[Start of TASK INPUTS]
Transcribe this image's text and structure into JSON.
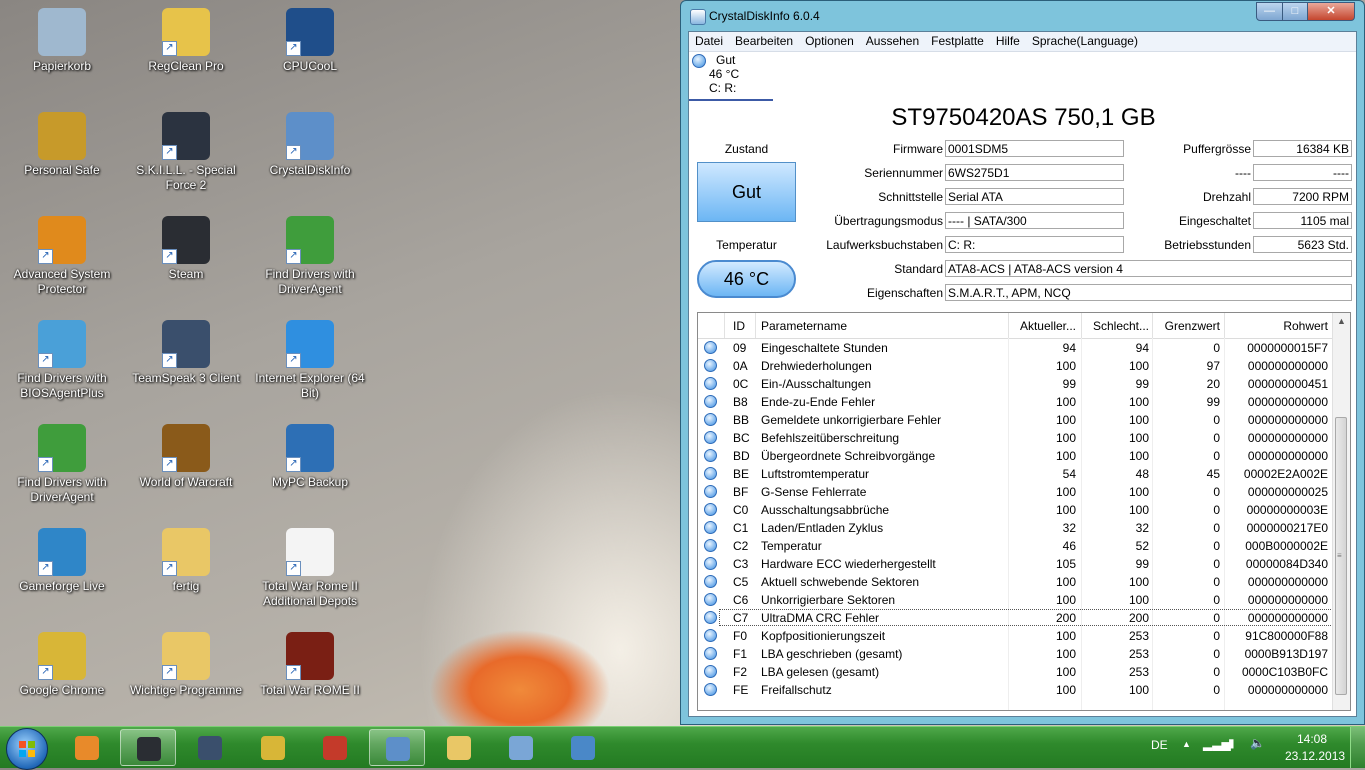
{
  "desktop": {
    "icons": [
      {
        "label": "Papierkorb",
        "icon": "recycle-bin-icon"
      },
      {
        "label": "RegClean Pro",
        "icon": "regclean-icon"
      },
      {
        "label": "CPUCooL",
        "icon": "cpucool-icon"
      },
      {
        "label": "Personal Safe",
        "icon": "padlock-icon"
      },
      {
        "label": "S.K.I.L.L. - Special Force 2",
        "icon": "sf2-icon"
      },
      {
        "label": "CrystalDiskInfo",
        "icon": "crystaldiskinfo-icon"
      },
      {
        "label": "Advanced System Protector",
        "icon": "shield-icon"
      },
      {
        "label": "Steam",
        "icon": "steam-icon"
      },
      {
        "label": "Find Drivers with DriverAgent",
        "icon": "driveragent-icon"
      },
      {
        "label": "Find Drivers with BIOSAgentPlus",
        "icon": "biosagent-icon"
      },
      {
        "label": "TeamSpeak 3 Client",
        "icon": "teamspeak-icon"
      },
      {
        "label": "Internet Explorer (64 Bit)",
        "icon": "internet-explorer-icon"
      },
      {
        "label": "Find Drivers with DriverAgent",
        "icon": "driveragent-icon"
      },
      {
        "label": "World of Warcraft",
        "icon": "wow-icon"
      },
      {
        "label": "MyPC Backup",
        "icon": "cloud-backup-icon"
      },
      {
        "label": "Gameforge Live",
        "icon": "gameforge-icon"
      },
      {
        "label": "fertig",
        "icon": "folder-icon"
      },
      {
        "label": "Total War Rome II Additional Depots",
        "icon": "file-icon"
      },
      {
        "label": "Google Chrome",
        "icon": "chrome-icon"
      },
      {
        "label": "Wichtige Programme",
        "icon": "folder-icon"
      },
      {
        "label": "Total War ROME II",
        "icon": "rome2-icon"
      }
    ]
  },
  "window": {
    "title": "CrystalDiskInfo 6.0.4",
    "minimize": "—",
    "maximize": "□",
    "close": "✕",
    "menu": [
      "Datei",
      "Bearbeiten",
      "Optionen",
      "Aussehen",
      "Festplatte",
      "Hilfe",
      "Sprache(Language)"
    ],
    "drive_tab": {
      "status": "Gut",
      "temp": "46 °C",
      "letters": "C: R:"
    },
    "model": "ST9750420AS 750,1 GB",
    "labels": {
      "zustand": "Zustand",
      "temperatur": "Temperatur",
      "firmware": "Firmware",
      "seriennummer": "Seriennummer",
      "schnittstelle": "Schnittstelle",
      "uebertragungsmodus": "Übertragungsmodus",
      "laufwerksbuchstaben": "Laufwerksbuchstaben",
      "standard": "Standard",
      "eigenschaften": "Eigenschaften",
      "puffergroesse": "Puffergrösse",
      "unknown": "----",
      "drehzahl": "Drehzahl",
      "eingeschaltet": "Eingeschaltet",
      "betriebsstunden": "Betriebsstunden"
    },
    "values": {
      "health": "Gut",
      "temperature": "46 °C",
      "firmware": "0001SDM5",
      "seriennummer": "6WS275D1",
      "schnittstelle": "Serial ATA",
      "uebertragungsmodus": "---- | SATA/300",
      "laufwerksbuchstaben": "C: R:",
      "standard": "ATA8-ACS | ATA8-ACS version 4",
      "eigenschaften": "S.M.A.R.T., APM, NCQ",
      "puffergroesse": "16384 KB",
      "unknown": "----",
      "drehzahl": "7200 RPM",
      "eingeschaltet": "1105 mal",
      "betriebsstunden": "5623 Std."
    },
    "table": {
      "headers": {
        "id": "ID",
        "name": "Parametername",
        "current": "Aktueller...",
        "worst": "Schlecht...",
        "threshold": "Grenzwert",
        "raw": "Rohwert"
      },
      "rows": [
        {
          "id": "09",
          "name": "Eingeschaltete Stunden",
          "current": "94",
          "worst": "94",
          "threshold": "0",
          "raw": "0000000015F7"
        },
        {
          "id": "0A",
          "name": "Drehwiederholungen",
          "current": "100",
          "worst": "100",
          "threshold": "97",
          "raw": "000000000000"
        },
        {
          "id": "0C",
          "name": "Ein-/Ausschaltungen",
          "current": "99",
          "worst": "99",
          "threshold": "20",
          "raw": "000000000451"
        },
        {
          "id": "B8",
          "name": "Ende-zu-Ende Fehler",
          "current": "100",
          "worst": "100",
          "threshold": "99",
          "raw": "000000000000"
        },
        {
          "id": "BB",
          "name": "Gemeldete unkorrigierbare Fehler",
          "current": "100",
          "worst": "100",
          "threshold": "0",
          "raw": "000000000000"
        },
        {
          "id": "BC",
          "name": "Befehlszeitüberschreitung",
          "current": "100",
          "worst": "100",
          "threshold": "0",
          "raw": "000000000000"
        },
        {
          "id": "BD",
          "name": "Übergeordnete Schreibvorgänge",
          "current": "100",
          "worst": "100",
          "threshold": "0",
          "raw": "000000000000"
        },
        {
          "id": "BE",
          "name": "Luftstromtemperatur",
          "current": "54",
          "worst": "48",
          "threshold": "45",
          "raw": "00002E2A002E"
        },
        {
          "id": "BF",
          "name": "G-Sense Fehlerrate",
          "current": "100",
          "worst": "100",
          "threshold": "0",
          "raw": "000000000025"
        },
        {
          "id": "C0",
          "name": "Ausschaltungsabbrüche",
          "current": "100",
          "worst": "100",
          "threshold": "0",
          "raw": "00000000003E"
        },
        {
          "id": "C1",
          "name": "Laden/Entladen Zyklus",
          "current": "32",
          "worst": "32",
          "threshold": "0",
          "raw": "0000000217E0"
        },
        {
          "id": "C2",
          "name": "Temperatur",
          "current": "46",
          "worst": "52",
          "threshold": "0",
          "raw": "000B0000002E"
        },
        {
          "id": "C3",
          "name": "Hardware ECC wiederhergestellt",
          "current": "105",
          "worst": "99",
          "threshold": "0",
          "raw": "00000084D340"
        },
        {
          "id": "C5",
          "name": "Aktuell schwebende Sektoren",
          "current": "100",
          "worst": "100",
          "threshold": "0",
          "raw": "000000000000"
        },
        {
          "id": "C6",
          "name": "Unkorrigierbare Sektoren",
          "current": "100",
          "worst": "100",
          "threshold": "0",
          "raw": "000000000000"
        },
        {
          "id": "C7",
          "name": "UltraDMA CRC Fehler",
          "current": "200",
          "worst": "200",
          "threshold": "0",
          "raw": "000000000000"
        },
        {
          "id": "F0",
          "name": "Kopfpositionierungszeit",
          "current": "100",
          "worst": "253",
          "threshold": "0",
          "raw": "91C800000F88"
        },
        {
          "id": "F1",
          "name": "LBA geschrieben (gesamt)",
          "current": "100",
          "worst": "253",
          "threshold": "0",
          "raw": "0000B913D197"
        },
        {
          "id": "F2",
          "name": "LBA gelesen (gesamt)",
          "current": "100",
          "worst": "253",
          "threshold": "0",
          "raw": "0000C103B0FC"
        },
        {
          "id": "FE",
          "name": "Freifallschutz",
          "current": "100",
          "worst": "100",
          "threshold": "0",
          "raw": "000000000000"
        }
      ],
      "selected_id": "C7"
    }
  },
  "taskbar": {
    "apps": [
      "media-player-icon",
      "steam-icon",
      "teamspeak-icon",
      "chrome-icon",
      "toolbox-icon",
      "crystaldiskinfo-icon",
      "explorer-folder-icon",
      "paint-icon",
      "screenshot-icon"
    ],
    "language": "DE",
    "time": "14:08",
    "date": "23.12.2013"
  },
  "colors": {
    "taskbar": "#2f8a2c",
    "window_frame": "#7ec4dc",
    "status_good": "#6cb6f4"
  }
}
[End of TASK INPUTS]
EXERCISE PROMPT
Return every line of the preceding records in which the word "firmware" appears.

EXERCISE ANSWER
      "firmware": "Firmware",
      "firmware": "0001SDM5",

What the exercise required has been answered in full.